→ **Aim of the exercise**
Pull every line of the entries that has the word "avatar".
►
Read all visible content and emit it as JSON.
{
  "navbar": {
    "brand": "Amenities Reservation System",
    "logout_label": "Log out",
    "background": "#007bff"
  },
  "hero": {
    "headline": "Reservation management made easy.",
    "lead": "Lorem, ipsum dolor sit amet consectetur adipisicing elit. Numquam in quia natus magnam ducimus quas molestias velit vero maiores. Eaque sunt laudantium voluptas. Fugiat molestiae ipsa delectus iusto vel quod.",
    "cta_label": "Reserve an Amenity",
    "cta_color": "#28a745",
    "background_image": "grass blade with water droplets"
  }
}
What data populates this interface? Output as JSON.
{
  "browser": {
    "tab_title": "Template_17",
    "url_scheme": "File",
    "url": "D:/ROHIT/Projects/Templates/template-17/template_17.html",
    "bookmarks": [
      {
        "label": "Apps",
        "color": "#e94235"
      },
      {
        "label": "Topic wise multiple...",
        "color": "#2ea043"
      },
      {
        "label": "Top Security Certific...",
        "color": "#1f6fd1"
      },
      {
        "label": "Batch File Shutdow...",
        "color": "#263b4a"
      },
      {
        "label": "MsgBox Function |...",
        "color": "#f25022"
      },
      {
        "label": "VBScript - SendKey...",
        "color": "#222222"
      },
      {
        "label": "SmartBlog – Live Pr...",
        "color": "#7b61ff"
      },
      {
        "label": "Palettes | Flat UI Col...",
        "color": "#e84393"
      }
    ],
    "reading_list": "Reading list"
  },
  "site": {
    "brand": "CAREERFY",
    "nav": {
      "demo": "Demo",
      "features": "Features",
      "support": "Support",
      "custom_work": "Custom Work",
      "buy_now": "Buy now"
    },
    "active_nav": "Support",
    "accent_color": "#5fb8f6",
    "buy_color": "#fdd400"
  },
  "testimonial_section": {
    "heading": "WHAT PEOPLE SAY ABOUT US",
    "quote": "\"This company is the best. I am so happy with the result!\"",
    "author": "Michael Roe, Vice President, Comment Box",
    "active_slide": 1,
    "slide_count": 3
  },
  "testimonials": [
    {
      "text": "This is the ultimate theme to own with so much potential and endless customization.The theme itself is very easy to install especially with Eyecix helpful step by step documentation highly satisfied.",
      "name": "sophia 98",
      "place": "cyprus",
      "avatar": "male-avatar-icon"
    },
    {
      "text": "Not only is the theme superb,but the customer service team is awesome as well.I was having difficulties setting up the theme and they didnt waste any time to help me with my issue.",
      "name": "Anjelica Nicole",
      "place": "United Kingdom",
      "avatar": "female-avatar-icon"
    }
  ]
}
◄
→ **The result**
      "avatar": "male-avatar-icon"
      "avatar": "female-avatar-icon"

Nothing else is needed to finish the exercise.